- **PROBLEM**:
Copy out all lines carrying the word "more".

Data excerpts:
------------------------------------
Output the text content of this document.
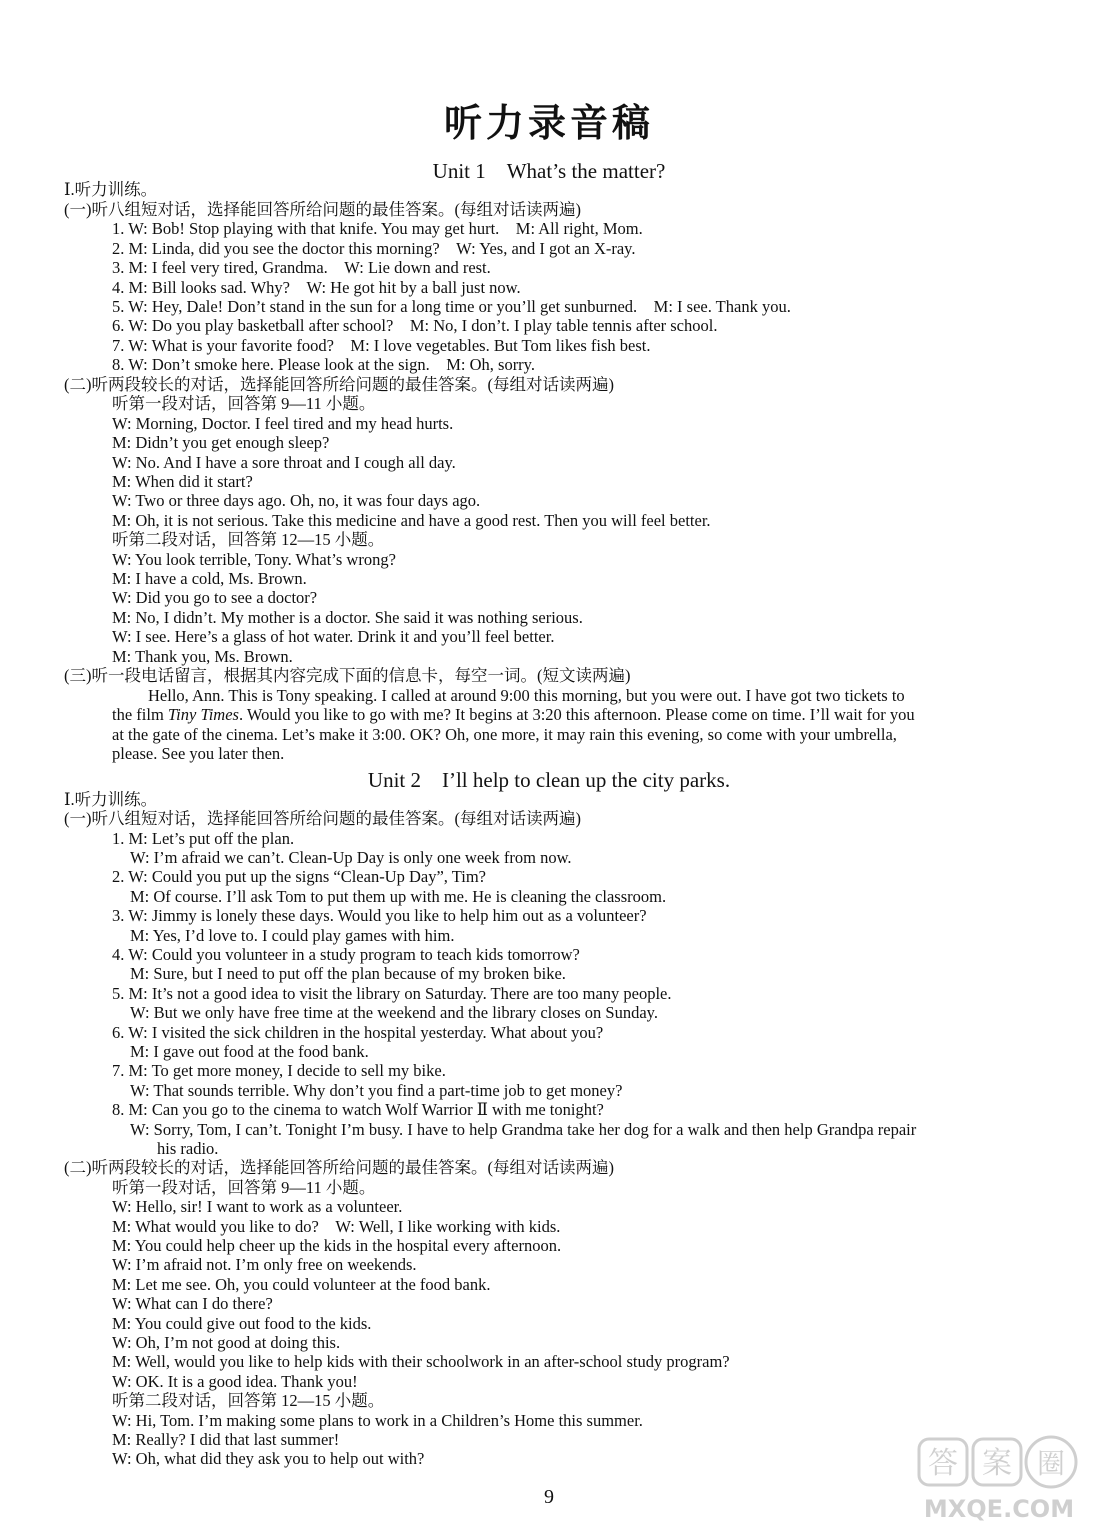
听力录音稿
Unit 1　What’s the matter?
Ⅰ.听力训练。
(一)听八组短对话，选择能回答所给问题的最佳答案。(每组对话读两遍)
1. W: Bob! Stop playing with that knife. You may get hurt.　M: All right, Mom.
2. M: Linda, did you see the doctor this morning?　W: Yes, and I got an X-ray.
3. M: I feel very tired, Grandma.　W: Lie down and rest.
4. M: Bill looks sad. Why?　W: He got hit by a ball just now.
5. W: Hey, Dale! Don’t stand in the sun for a long time or you’ll get sunburned.　M: I see. Thank you.
6. W: Do you play basketball after school?　M: No, I don’t. I play table tennis after school.
7. W: What is your favorite food?　M: I love vegetables. But Tom likes fish best.
8. W: Don’t smoke here. Please look at the sign.　M: Oh, sorry.
(二)听两段较长的对话，选择能回答所给问题的最佳答案。(每组对话读两遍)
听第一段对话，回答第 9—11 小题。
W: Morning, Doctor. I feel tired and my head hurts.
M: Didn’t you get enough sleep?
W: No. And I have a sore throat and I cough all day.
M: When did it start?
W: Two or three days ago. Oh, no, it was four days ago.
M: Oh, it is not serious. Take this medicine and have a good rest. Then you will feel better.
听第二段对话，回答第 12—15 小题。
W: You look terrible, Tony. What’s wrong?
M: I have a cold, Ms. Brown.
W: Did you go to see a doctor?
M: No, I didn’t. My mother is a doctor. She said it was nothing serious.
W: I see. Here’s a glass of hot water. Drink it and you’ll feel better.
M: Thank you, Ms. Brown.
(三)听一段电话留言，根据其内容完成下面的信息卡，每空一词。(短文读两遍)
Hello, Ann. This is Tony speaking. I called at around 9:00 this morning, but you were out. I have got two tickets to
the film Tiny Times. Would you like to go with me? It begins at 3:20 this afternoon. Please come on time. I’ll wait for you
at the gate of the cinema. Let’s make it 3:00. OK? Oh, one more, it may rain this evening, so come with your umbrella,
please. See you later then.
Unit 2　I’ll help to clean up the city parks.
Ⅰ.听力训练。
(一)听八组短对话，选择能回答所给问题的最佳答案。(每组对话读两遍)
1. M: Let’s put off the plan.
W: I’m afraid we can’t. Clean-Up Day is only one week from now.
2. W: Could you put up the signs “Clean-Up Day”, Tim?
M: Of course. I’ll ask Tom to put them up with me. He is cleaning the classroom.
3. W: Jimmy is lonely these days. Would you like to help him out as a volunteer?
M: Yes, I’d love to. I could play games with him.
4. W: Could you volunteer in a study program to teach kids tomorrow?
M: Sure, but I need to put off the plan because of my broken bike.
5. M: It’s not a good idea to visit the library on Saturday. There are too many people.
W: But we only have free time at the weekend and the library closes on Sunday.
6. W: I visited the sick children in the hospital yesterday. What about you?
M: I gave out food at the food bank.
7. M: To get more money, I decide to sell my bike.
W: That sounds terrible. Why don’t you find a part-time job to get money?
8. M: Can you go to the cinema to watch Wolf Warrior Ⅱ with me tonight?
W: Sorry, Tom, I can’t. Tonight I’m busy. I have to help Grandma take her dog for a walk and then help Grandpa repair
his radio.
(二)听两段较长的对话，选择能回答所给问题的最佳答案。(每组对话读两遍)
听第一段对话，回答第 9—11 小题。
W: Hello, sir! I want to work as a volunteer.
M: What would you like to do?　W: Well, I like working with kids.
M: You could help cheer up the kids in the hospital every afternoon.
W: I’m afraid not. I’m only free on weekends.
M: Let me see. Oh, you could volunteer at the food bank.
W: What can I do there?
M: You could give out food to the kids.
W: Oh, I’m not good at doing this.
M: Well, would you like to help kids with their schoolwork in an after-school study program?
W: OK. It is a good idea. Thank you!
听第二段对话，回答第 12—15 小题。
W: Hi, Tom. I’m making some plans to work in a Children’s Home this summer.
M: Really? I did that last summer!
W: Oh, what did they ask you to help out with?
9
答 案 圈
MXQE.COM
------------------------------------
- **FULL OUTPUT**:
at the gate of the cinema. Let’s make it 3:00. OK? Oh, one more, it may rain this evening, so come with your umbrella,
7. M: To get more money, I decide to sell my bike.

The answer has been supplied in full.